[Stored data]
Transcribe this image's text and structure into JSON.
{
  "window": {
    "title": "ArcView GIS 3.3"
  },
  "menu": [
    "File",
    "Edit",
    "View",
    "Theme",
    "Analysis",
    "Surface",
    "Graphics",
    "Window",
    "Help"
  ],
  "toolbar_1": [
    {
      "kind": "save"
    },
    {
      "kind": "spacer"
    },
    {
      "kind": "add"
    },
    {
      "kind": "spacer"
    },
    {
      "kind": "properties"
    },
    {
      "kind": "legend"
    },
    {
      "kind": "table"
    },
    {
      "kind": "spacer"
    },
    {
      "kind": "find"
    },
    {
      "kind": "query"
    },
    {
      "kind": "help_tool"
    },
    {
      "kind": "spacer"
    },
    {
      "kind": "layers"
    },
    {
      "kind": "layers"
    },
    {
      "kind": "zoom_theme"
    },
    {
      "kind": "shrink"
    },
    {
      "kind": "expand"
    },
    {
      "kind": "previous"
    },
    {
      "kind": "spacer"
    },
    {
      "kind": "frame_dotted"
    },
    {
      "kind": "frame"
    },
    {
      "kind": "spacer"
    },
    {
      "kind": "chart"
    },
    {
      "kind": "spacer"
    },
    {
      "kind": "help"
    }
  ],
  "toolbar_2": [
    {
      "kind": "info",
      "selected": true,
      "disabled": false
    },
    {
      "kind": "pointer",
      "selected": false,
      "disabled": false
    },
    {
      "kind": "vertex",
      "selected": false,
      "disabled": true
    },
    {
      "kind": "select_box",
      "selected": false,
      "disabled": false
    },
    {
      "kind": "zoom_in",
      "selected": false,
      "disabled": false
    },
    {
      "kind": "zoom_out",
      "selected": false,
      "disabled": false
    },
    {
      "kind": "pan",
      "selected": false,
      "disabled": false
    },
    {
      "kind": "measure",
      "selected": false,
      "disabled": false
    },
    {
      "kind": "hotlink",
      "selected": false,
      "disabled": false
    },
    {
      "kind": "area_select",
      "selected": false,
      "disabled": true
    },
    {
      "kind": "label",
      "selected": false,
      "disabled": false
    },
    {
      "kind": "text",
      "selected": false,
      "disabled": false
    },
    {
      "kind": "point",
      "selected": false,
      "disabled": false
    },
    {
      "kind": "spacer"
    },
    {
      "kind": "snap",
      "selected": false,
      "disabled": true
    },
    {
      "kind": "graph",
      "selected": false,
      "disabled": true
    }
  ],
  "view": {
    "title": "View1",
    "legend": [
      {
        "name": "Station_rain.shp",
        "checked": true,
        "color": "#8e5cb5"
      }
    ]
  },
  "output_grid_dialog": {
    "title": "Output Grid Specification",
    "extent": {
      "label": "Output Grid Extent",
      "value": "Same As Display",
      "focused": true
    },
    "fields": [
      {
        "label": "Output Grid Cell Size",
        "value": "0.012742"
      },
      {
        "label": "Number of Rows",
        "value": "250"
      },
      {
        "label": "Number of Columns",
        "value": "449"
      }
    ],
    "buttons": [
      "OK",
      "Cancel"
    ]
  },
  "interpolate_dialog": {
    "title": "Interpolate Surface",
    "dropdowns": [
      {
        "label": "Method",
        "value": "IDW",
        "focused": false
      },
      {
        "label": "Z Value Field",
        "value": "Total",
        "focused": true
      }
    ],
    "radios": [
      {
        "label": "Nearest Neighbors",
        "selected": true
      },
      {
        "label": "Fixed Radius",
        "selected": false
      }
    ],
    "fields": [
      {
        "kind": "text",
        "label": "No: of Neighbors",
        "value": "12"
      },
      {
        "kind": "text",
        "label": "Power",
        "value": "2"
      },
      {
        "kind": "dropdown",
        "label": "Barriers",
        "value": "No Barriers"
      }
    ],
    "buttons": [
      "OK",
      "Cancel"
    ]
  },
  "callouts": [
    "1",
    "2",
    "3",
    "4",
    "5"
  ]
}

-- What needs to be done --
Return what is listed above, exactly and completely.

-- Reply to the task --
Transcribe this image's text and structure into JSON.
{
  "window": {
    "title": "ArcView GIS 3.3"
  },
  "menu": [
    "File",
    "Edit",
    "View",
    "Theme",
    "Analysis",
    "Surface",
    "Graphics",
    "Window",
    "Help"
  ],
  "toolbar_1": [
    {
      "kind": "save"
    },
    {
      "kind": "spacer"
    },
    {
      "kind": "add"
    },
    {
      "kind": "spacer"
    },
    {
      "kind": "properties"
    },
    {
      "kind": "legend"
    },
    {
      "kind": "table"
    },
    {
      "kind": "spacer"
    },
    {
      "kind": "find"
    },
    {
      "kind": "query"
    },
    {
      "kind": "help_tool"
    },
    {
      "kind": "spacer"
    },
    {
      "kind": "layers"
    },
    {
      "kind": "layers"
    },
    {
      "kind": "zoom_theme"
    },
    {
      "kind": "shrink"
    },
    {
      "kind": "expand"
    },
    {
      "kind": "previous"
    },
    {
      "kind": "spacer"
    },
    {
      "kind": "frame_dotted"
    },
    {
      "kind": "frame"
    },
    {
      "kind": "spacer"
    },
    {
      "kind": "chart"
    },
    {
      "kind": "spacer"
    },
    {
      "kind": "help"
    }
  ],
  "toolbar_2": [
    {
      "kind": "info",
      "selected": true,
      "disabled": false
    },
    {
      "kind": "pointer",
      "selected": false,
      "disabled": false
    },
    {
      "kind": "vertex",
      "selected": false,
      "disabled": true
    },
    {
      "kind": "select_box",
      "selected": false,
      "disabled": false
    },
    {
      "kind": "zoom_in",
      "selected": false,
      "disabled": false
    },
    {
      "kind": "zoom_out",
      "selected": false,
      "disabled": false
    },
    {
      "kind": "pan",
      "selected": false,
      "disabled": false
    },
    {
      "kind": "measure",
      "selected": false,
      "disabled": false
    },
    {
      "kind": "hotlink",
      "selected": false,
      "disabled": false
    },
    {
      "kind": "area_select",
      "selected": false,
      "disabled": true
    },
    {
      "kind": "label",
      "selected": false,
      "disabled": false
    },
    {
      "kind": "text",
      "selected": false,
      "disabled": false
    },
    {
      "kind": "point",
      "selected": false,
      "disabled": false
    },
    {
      "kind": "spacer"
    },
    {
      "kind": "snap",
      "selected": false,
      "disabled": true
    },
    {
      "kind": "graph",
      "selected": false,
      "disabled": true
    }
  ],
  "view": {
    "title": "View1",
    "legend": [
      {
        "name": "Station_rain.shp",
        "checked": true,
        "color": "#8e5cb5"
      }
    ]
  },
  "output_grid_dialog": {
    "title": "Output Grid Specification",
    "extent": {
      "label": "Output Grid Extent",
      "value": "Same As Display",
      "focused": true
    },
    "fields": [
      {
        "label": "Output Grid Cell Size",
        "value": "0.012742"
      },
      {
        "label": "Number of Rows",
        "value": "250"
      },
      {
        "label": "Number of Columns",
        "value": "449"
      }
    ],
    "buttons": [
      "OK",
      "Cancel"
    ]
  },
  "interpolate_dialog": {
    "title": "Interpolate Surface",
    "dropdowns": [
      {
        "label": "Method",
        "value": "IDW",
        "focused": false
      },
      {
        "label": "Z Value Field",
        "value": "Total",
        "focused": true
      }
    ],
    "radios": [
      {
        "label": "Nearest Neighbors",
        "selected": true
      },
      {
        "label": "Fixed Radius",
        "selected": false
      }
    ],
    "fields": [
      {
        "kind": "text",
        "label": "No: of Neighbors",
        "value": "12"
      },
      {
        "kind": "text",
        "label": "Power",
        "value": "2"
      },
      {
        "kind": "dropdown",
        "label": "Barriers",
        "value": "No Barriers"
      }
    ],
    "buttons": [
      "OK",
      "Cancel"
    ]
  },
  "callouts": [
    "1",
    "2",
    "3",
    "4",
    "5"
  ]
}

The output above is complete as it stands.